▶ What is asked
Your task is to write out the complete listing exactly as it is shown.

#### Records provided

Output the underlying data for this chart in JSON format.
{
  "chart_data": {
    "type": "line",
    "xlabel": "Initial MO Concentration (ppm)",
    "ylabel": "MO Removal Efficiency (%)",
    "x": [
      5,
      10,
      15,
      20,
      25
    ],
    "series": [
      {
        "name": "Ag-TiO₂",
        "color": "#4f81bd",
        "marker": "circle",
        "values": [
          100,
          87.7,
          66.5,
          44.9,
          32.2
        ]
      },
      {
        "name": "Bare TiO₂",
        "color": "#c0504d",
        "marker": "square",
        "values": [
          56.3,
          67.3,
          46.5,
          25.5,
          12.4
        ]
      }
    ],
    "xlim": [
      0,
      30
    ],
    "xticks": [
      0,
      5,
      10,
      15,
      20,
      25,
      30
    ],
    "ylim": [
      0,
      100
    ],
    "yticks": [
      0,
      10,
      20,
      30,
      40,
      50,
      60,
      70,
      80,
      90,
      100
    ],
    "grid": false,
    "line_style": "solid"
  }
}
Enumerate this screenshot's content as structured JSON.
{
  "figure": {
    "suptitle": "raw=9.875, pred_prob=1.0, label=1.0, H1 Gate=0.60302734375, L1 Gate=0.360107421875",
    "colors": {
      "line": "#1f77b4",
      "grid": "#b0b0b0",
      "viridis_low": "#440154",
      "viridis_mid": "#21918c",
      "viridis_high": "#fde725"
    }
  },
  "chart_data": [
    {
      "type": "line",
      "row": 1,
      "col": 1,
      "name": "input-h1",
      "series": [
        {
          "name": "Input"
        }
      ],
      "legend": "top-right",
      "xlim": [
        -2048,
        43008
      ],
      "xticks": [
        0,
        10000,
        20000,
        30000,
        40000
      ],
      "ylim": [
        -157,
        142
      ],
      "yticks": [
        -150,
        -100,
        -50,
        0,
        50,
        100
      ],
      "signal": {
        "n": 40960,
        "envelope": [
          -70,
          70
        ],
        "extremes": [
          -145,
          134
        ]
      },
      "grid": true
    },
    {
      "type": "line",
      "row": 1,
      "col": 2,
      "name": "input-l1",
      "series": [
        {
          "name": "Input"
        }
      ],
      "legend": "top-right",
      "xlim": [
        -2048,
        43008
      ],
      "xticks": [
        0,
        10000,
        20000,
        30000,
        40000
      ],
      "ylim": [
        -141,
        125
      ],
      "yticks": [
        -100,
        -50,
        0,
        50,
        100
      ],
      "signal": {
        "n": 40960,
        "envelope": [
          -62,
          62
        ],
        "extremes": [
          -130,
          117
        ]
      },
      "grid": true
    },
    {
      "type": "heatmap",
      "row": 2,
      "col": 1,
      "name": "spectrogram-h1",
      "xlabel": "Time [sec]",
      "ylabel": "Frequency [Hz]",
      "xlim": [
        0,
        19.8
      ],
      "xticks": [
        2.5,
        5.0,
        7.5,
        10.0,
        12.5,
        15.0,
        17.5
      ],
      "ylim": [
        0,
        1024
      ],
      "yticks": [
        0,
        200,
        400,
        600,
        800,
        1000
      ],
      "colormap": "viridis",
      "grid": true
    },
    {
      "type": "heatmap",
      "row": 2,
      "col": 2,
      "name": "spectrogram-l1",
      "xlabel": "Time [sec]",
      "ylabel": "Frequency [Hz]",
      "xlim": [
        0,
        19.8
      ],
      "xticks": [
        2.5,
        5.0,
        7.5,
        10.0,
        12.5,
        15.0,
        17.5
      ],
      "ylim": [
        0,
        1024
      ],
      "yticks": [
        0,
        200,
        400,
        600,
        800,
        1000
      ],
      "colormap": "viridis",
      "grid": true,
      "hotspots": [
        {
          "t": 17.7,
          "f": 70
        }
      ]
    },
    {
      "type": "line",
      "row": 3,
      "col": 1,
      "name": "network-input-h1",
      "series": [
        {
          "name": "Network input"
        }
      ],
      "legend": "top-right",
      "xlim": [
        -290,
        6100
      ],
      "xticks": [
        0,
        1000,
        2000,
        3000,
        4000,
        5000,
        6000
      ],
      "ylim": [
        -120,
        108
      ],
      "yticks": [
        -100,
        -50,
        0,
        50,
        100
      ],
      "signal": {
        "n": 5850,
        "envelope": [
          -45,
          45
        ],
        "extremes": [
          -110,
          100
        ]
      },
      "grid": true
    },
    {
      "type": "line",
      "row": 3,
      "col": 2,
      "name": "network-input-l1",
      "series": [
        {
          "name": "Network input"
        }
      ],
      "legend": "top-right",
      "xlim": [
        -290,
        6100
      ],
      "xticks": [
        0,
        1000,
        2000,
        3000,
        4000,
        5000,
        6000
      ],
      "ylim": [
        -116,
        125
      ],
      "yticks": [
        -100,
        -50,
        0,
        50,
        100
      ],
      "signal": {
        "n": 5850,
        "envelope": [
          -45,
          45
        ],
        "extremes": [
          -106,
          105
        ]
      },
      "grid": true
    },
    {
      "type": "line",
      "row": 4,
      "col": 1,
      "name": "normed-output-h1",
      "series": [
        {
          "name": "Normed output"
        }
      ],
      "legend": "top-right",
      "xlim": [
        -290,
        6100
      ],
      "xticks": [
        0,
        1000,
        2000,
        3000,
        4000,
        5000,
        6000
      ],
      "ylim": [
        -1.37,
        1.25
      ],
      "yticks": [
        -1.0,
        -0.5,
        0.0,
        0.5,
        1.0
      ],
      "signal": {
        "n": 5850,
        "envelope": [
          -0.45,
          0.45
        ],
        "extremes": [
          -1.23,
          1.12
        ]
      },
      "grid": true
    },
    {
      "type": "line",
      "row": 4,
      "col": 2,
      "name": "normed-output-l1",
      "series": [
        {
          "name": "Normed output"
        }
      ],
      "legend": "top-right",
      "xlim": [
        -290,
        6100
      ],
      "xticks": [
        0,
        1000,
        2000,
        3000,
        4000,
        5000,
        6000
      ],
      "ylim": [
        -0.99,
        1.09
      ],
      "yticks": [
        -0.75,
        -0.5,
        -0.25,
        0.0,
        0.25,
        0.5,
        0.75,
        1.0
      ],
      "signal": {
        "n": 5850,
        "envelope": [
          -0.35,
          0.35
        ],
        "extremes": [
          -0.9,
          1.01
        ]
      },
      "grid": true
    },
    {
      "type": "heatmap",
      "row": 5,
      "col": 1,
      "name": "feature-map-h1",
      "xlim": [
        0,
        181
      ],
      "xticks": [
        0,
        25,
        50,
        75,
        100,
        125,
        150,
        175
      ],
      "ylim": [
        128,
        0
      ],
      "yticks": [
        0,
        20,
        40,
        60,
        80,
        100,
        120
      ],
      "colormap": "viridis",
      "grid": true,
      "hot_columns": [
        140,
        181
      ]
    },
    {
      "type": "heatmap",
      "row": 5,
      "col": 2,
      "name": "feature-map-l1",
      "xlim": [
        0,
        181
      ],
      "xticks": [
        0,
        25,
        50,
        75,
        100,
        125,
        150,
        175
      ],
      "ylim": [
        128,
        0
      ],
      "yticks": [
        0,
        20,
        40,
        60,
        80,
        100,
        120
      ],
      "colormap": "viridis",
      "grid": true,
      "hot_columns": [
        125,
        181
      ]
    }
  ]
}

########

▶ Task answer
Output the underlying data for this chart in JSON format.
{
  "chart_data": {
    "type": "line",
    "xlabel": "Initial MO Concentration (ppm)",
    "ylabel": "MO Removal Efficiency (%)",
    "x": [
      5,
      10,
      15,
      20,
      25
    ],
    "series": [
      {
        "name": "Ag-TiO₂",
        "color": "#4f81bd",
        "marker": "circle",
        "values": [
          100,
          87.7,
          66.5,
          44.9,
          32.2
        ]
      },
      {
        "name": "Bare TiO₂",
        "color": "#c0504d",
        "marker": "square",
        "values": [
          56.3,
          67.3,
          46.5,
          25.5,
          12.4
        ]
      }
    ],
    "xlim": [
      0,
      30
    ],
    "xticks": [
      0,
      5,
      10,
      15,
      20,
      25,
      30
    ],
    "ylim": [
      0,
      100
    ],
    "yticks": [
      0,
      10,
      20,
      30,
      40,
      50,
      60,
      70,
      80,
      90,
      100
    ],
    "grid": false,
    "line_style": "solid"
  }
}
Enumerate this screenshot's content as structured JSON.
{
  "figure": {
    "suptitle": "raw=9.875, pred_prob=1.0, label=1.0, H1 Gate=0.60302734375, L1 Gate=0.360107421875",
    "colors": {
      "line": "#1f77b4",
      "grid": "#b0b0b0",
      "viridis_low": "#440154",
      "viridis_mid": "#21918c",
      "viridis_high": "#fde725"
    }
  },
  "chart_data": [
    {
      "type": "line",
      "row": 1,
      "col": 1,
      "name": "input-h1",
      "series": [
        {
          "name": "Input"
        }
      ],
      "legend": "top-right",
      "xlim": [
        -2048,
        43008
      ],
      "xticks": [
        0,
        10000,
        20000,
        30000,
        40000
      ],
      "ylim": [
        -157,
        142
      ],
      "yticks": [
        -150,
        -100,
        -50,
        0,
        50,
        100
      ],
      "signal": {
        "n": 40960,
        "envelope": [
          -70,
          70
        ],
        "extremes": [
          -145,
          134
        ]
      },
      "grid": true
    },
    {
      "type": "line",
      "row": 1,
      "col": 2,
      "name": "input-l1",
      "series": [
        {
          "name": "Input"
        }
      ],
      "legend": "top-right",
      "xlim": [
        -2048,
        43008
      ],
      "xticks": [
        0,
        10000,
        20000,
        30000,
        40000
      ],
      "ylim": [
        -141,
        125
      ],
      "yticks": [
        -100,
        -50,
        0,
        50,
        100
      ],
      "signal": {
        "n": 40960,
        "envelope": [
          -62,
          62
        ],
        "extremes": [
          -130,
          117
        ]
      },
      "grid": true
    },
    {
      "type": "heatmap",
      "row": 2,
      "col": 1,
      "name": "spectrogram-h1",
      "xlabel": "Time [sec]",
      "ylabel": "Frequency [Hz]",
      "xlim": [
        0,
        19.8
      ],
      "xticks": [
        2.5,
        5.0,
        7.5,
        10.0,
        12.5,
        15.0,
        17.5
      ],
      "ylim": [
        0,
        1024
      ],
      "yticks": [
        0,
        200,
        400,
        600,
        800,
        1000
      ],
      "colormap": "viridis",
      "grid": true
    },
    {
      "type": "heatmap",
      "row": 2,
      "col": 2,
      "name": "spectrogram-l1",
      "xlabel": "Time [sec]",
      "ylabel": "Frequency [Hz]",
      "xlim": [
        0,
        19.8
      ],
      "xticks": [
        2.5,
        5.0,
        7.5,
        10.0,
        12.5,
        15.0,
        17.5
      ],
      "ylim": [
        0,
        1024
      ],
      "yticks": [
        0,
        200,
        400,
        600,
        800,
        1000
      ],
      "colormap": "viridis",
      "grid": true,
      "hotspots": [
        {
          "t": 17.7,
          "f": 70
        }
      ]
    },
    {
      "type": "line",
      "row": 3,
      "col": 1,
      "name": "network-input-h1",
      "series": [
        {
          "name": "Network input"
        }
      ],
      "legend": "top-right",
      "xlim": [
        -290,
        6100
      ],
      "xticks": [
        0,
        1000,
        2000,
        3000,
        4000,
        5000,
        6000
      ],
      "ylim": [
        -120,
        108
      ],
      "yticks": [
        -100,
        -50,
        0,
        50,
        100
      ],
      "signal": {
        "n": 5850,
        "envelope": [
          -45,
          45
        ],
        "extremes": [
          -110,
          100
        ]
      },
      "grid": true
    },
    {
      "type": "line",
      "row": 3,
      "col": 2,
      "name": "network-input-l1",
      "series": [
        {
          "name": "Network input"
        }
      ],
      "legend": "top-right",
      "xlim": [
        -290,
        6100
      ],
      "xticks": [
        0,
        1000,
        2000,
        3000,
        4000,
        5000,
        6000
      ],
      "ylim": [
        -116,
        125
      ],
      "yticks": [
        -100,
        -50,
        0,
        50,
        100
      ],
      "signal": {
        "n": 5850,
        "envelope": [
          -45,
          45
        ],
        "extremes": [
          -106,
          105
        ]
      },
      "grid": true
    },
    {
      "type": "line",
      "row": 4,
      "col": 1,
      "name": "normed-output-h1",
      "series": [
        {
          "name": "Normed output"
        }
      ],
      "legend": "top-right",
      "xlim": [
        -290,
        6100
      ],
      "xticks": [
        0,
        1000,
        2000,
        3000,
        4000,
        5000,
        6000
      ],
      "ylim": [
        -1.37,
        1.25
      ],
      "yticks": [
        -1.0,
        -0.5,
        0.0,
        0.5,
        1.0
      ],
      "signal": {
        "n": 5850,
        "envelope": [
          -0.45,
          0.45
        ],
        "extremes": [
          -1.23,
          1.12
        ]
      },
      "grid": true
    },
    {
      "type": "line",
      "row": 4,
      "col": 2,
      "name": "normed-output-l1",
      "series": [
        {
          "name": "Normed output"
        }
      ],
      "legend": "top-right",
      "xlim": [
        -290,
        6100
      ],
      "xticks": [
        0,
        1000,
        2000,
        3000,
        4000,
        5000,
        6000
      ],
      "ylim": [
        -0.99,
        1.09
      ],
      "yticks": [
        -0.75,
        -0.5,
        -0.25,
        0.0,
        0.25,
        0.5,
        0.75,
        1.0
      ],
      "signal": {
        "n": 5850,
        "envelope": [
          -0.35,
          0.35
        ],
        "extremes": [
          -0.9,
          1.01
        ]
      },
      "grid": true
    },
    {
      "type": "heatmap",
      "row": 5,
      "col": 1,
      "name": "feature-map-h1",
      "xlim": [
        0,
        181
      ],
      "xticks": [
        0,
        25,
        50,
        75,
        100,
        125,
        150,
        175
      ],
      "ylim": [
        128,
        0
      ],
      "yticks": [
        0,
        20,
        40,
        60,
        80,
        100,
        120
      ],
      "colormap": "viridis",
      "grid": true,
      "hot_columns": [
        140,
        181
      ]
    },
    {
      "type": "heatmap",
      "row": 5,
      "col": 2,
      "name": "feature-map-l1",
      "xlim": [
        0,
        181
      ],
      "xticks": [
        0,
        25,
        50,
        75,
        100,
        125,
        150,
        175
      ],
      "ylim": [
        128,
        0
      ],
      "yticks": [
        0,
        20,
        40,
        60,
        80,
        100,
        120
      ],
      "colormap": "viridis",
      "grid": true,
      "hot_columns": [
        125,
        181
      ]
    }
  ]
}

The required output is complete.